■ Exercise description: Tally the lines below that contain "hospital". The number is the whole answer.

■ Dataset records:
○ ○ ○ ○
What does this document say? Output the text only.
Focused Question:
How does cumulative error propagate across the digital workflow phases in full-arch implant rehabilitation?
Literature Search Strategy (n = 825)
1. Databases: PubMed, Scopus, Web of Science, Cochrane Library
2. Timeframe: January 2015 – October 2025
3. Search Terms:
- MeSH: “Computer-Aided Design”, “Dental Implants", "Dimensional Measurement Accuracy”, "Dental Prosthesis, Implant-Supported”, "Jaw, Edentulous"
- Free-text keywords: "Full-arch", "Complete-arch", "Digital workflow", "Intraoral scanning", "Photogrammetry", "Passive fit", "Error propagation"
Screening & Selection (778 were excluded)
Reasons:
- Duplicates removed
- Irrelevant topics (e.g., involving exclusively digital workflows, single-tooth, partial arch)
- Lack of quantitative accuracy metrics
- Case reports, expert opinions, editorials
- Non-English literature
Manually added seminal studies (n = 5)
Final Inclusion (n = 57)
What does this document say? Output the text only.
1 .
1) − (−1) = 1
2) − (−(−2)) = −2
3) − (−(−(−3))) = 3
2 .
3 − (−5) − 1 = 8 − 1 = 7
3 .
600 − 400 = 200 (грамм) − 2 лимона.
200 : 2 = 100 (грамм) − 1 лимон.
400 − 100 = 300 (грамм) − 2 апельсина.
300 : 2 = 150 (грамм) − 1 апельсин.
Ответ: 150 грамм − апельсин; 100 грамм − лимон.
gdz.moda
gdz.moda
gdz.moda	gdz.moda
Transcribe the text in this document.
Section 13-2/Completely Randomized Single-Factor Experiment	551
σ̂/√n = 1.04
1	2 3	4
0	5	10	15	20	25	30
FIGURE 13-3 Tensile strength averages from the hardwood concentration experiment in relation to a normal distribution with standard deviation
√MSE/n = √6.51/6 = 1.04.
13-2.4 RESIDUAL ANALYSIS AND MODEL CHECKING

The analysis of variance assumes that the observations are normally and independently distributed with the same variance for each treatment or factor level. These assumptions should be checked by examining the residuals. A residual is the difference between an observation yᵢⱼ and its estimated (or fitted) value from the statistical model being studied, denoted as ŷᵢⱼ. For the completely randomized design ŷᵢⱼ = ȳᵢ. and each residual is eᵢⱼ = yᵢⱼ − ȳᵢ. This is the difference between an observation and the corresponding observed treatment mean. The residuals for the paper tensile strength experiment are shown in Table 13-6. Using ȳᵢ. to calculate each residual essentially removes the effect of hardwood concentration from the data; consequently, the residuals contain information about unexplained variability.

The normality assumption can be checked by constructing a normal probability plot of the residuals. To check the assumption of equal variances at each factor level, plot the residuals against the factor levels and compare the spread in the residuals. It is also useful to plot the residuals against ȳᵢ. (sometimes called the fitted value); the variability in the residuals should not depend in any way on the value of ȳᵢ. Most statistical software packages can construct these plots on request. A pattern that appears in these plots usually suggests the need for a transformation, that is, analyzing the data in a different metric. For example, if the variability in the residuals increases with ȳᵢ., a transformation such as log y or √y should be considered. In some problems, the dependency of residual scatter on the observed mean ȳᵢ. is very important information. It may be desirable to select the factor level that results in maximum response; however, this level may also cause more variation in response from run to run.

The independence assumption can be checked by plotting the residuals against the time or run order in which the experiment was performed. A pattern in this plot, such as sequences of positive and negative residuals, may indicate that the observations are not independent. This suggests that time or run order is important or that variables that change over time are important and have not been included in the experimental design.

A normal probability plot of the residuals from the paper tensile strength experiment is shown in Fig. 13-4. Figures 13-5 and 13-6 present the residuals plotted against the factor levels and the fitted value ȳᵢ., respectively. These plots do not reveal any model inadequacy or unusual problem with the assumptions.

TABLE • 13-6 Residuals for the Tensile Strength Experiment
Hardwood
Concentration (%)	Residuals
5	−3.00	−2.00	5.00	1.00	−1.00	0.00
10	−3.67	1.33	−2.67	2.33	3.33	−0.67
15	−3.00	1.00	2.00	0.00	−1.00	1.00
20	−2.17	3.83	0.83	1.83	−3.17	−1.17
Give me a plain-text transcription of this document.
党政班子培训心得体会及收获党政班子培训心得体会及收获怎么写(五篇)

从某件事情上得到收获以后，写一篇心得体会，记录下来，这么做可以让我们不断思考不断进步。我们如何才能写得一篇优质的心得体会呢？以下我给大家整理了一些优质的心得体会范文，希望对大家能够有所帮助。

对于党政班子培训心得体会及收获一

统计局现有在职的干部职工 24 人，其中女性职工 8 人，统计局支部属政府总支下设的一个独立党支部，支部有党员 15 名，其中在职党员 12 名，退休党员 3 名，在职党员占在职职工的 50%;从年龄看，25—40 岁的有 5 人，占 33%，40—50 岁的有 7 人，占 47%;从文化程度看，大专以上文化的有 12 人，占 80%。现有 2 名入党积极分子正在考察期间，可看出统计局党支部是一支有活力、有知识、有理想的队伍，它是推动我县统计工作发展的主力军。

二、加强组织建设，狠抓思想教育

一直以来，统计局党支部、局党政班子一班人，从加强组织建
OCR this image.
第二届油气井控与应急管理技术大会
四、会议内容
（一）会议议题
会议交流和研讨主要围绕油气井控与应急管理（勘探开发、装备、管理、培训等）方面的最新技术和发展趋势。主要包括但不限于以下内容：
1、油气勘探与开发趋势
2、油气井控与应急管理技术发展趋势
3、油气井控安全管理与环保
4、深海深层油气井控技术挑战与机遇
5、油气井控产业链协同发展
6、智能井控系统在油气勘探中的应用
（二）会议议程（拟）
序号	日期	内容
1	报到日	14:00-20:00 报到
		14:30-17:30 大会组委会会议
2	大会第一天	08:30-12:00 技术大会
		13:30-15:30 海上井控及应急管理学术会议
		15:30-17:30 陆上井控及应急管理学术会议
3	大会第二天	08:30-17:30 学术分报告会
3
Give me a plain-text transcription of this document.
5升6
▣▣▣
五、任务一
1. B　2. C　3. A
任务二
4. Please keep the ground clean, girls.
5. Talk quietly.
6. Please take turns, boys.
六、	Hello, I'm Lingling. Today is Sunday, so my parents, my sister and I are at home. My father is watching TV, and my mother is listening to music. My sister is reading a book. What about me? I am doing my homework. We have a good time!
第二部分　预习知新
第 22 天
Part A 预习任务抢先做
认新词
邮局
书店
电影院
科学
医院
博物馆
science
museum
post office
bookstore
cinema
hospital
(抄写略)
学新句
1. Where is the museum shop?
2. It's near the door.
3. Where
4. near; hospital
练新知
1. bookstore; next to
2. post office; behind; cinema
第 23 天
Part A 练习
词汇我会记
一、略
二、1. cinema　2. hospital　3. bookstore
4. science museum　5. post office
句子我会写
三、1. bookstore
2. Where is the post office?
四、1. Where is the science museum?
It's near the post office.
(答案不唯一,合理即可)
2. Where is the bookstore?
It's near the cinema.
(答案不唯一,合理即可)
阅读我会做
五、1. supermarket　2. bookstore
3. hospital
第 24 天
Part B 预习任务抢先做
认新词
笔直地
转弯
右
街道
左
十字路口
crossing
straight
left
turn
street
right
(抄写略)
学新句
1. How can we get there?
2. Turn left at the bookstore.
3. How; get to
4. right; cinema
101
○ ○ ○ ○
■ Task solution: 4